#### [WHAT TO DO]
Extract all data as written.

---------- RECORDS FOR THE EXERCISE

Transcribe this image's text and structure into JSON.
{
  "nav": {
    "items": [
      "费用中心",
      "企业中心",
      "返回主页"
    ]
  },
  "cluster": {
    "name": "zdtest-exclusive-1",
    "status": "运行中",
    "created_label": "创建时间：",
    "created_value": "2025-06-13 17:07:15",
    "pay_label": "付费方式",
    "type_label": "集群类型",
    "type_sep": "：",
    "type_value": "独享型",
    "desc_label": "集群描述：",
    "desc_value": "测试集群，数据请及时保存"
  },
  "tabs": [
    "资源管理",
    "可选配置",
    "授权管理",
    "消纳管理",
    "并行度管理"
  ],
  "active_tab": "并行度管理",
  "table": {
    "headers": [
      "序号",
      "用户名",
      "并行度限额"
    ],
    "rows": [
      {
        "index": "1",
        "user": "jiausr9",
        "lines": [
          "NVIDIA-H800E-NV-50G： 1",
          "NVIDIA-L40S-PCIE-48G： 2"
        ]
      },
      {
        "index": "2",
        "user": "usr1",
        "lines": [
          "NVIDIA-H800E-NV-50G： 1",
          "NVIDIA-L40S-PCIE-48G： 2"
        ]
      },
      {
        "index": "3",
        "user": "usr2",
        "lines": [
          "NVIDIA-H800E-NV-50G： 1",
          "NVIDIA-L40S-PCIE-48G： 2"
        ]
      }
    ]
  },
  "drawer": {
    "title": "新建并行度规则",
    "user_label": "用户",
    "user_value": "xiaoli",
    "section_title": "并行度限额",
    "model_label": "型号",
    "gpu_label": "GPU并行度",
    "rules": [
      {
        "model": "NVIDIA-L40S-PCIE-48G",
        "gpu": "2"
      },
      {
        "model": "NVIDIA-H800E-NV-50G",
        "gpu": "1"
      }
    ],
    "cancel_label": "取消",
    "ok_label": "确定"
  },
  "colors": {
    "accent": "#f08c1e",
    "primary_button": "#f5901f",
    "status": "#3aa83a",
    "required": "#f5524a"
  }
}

--------------------

#### [EXERCISE RESULT]
Transcribe this image's text and structure into JSON.
{
  "nav": {
    "items": [
      "费用中心",
      "企业中心",
      "返回主页"
    ]
  },
  "cluster": {
    "name": "zdtest-exclusive-1",
    "status": "运行中",
    "created_label": "创建时间：",
    "created_value": "2025-06-13 17:07:15",
    "pay_label": "付费方式",
    "type_label": "集群类型",
    "type_sep": "：",
    "type_value": "独享型",
    "desc_label": "集群描述：",
    "desc_value": "测试集群，数据请及时保存"
  },
  "tabs": [
    "资源管理",
    "可选配置",
    "授权管理",
    "消纳管理",
    "并行度管理"
  ],
  "active_tab": "并行度管理",
  "table": {
    "headers": [
      "序号",
      "用户名",
      "并行度限额"
    ],
    "rows": [
      {
        "index": "1",
        "user": "jiausr9",
        "lines": [
          "NVIDIA-H800E-NV-50G： 1",
          "NVIDIA-L40S-PCIE-48G： 2"
        ]
      },
      {
        "index": "2",
        "user": "usr1",
        "lines": [
          "NVIDIA-H800E-NV-50G： 1",
          "NVIDIA-L40S-PCIE-48G： 2"
        ]
      },
      {
        "index": "3",
        "user": "usr2",
        "lines": [
          "NVIDIA-H800E-NV-50G： 1",
          "NVIDIA-L40S-PCIE-48G： 2"
        ]
      }
    ]
  },
  "drawer": {
    "title": "新建并行度规则",
    "user_label": "用户",
    "user_value": "xiaoli",
    "section_title": "并行度限额",
    "model_label": "型号",
    "gpu_label": "GPU并行度",
    "rules": [
      {
        "model": "NVIDIA-L40S-PCIE-48G",
        "gpu": "2"
      },
      {
        "model": "NVIDIA-H800E-NV-50G",
        "gpu": "1"
      }
    ],
    "cancel_label": "取消",
    "ok_label": "确定"
  },
  "colors": {
    "accent": "#f08c1e",
    "primary_button": "#f5901f",
    "status": "#3aa83a",
    "required": "#f5524a"
  }
}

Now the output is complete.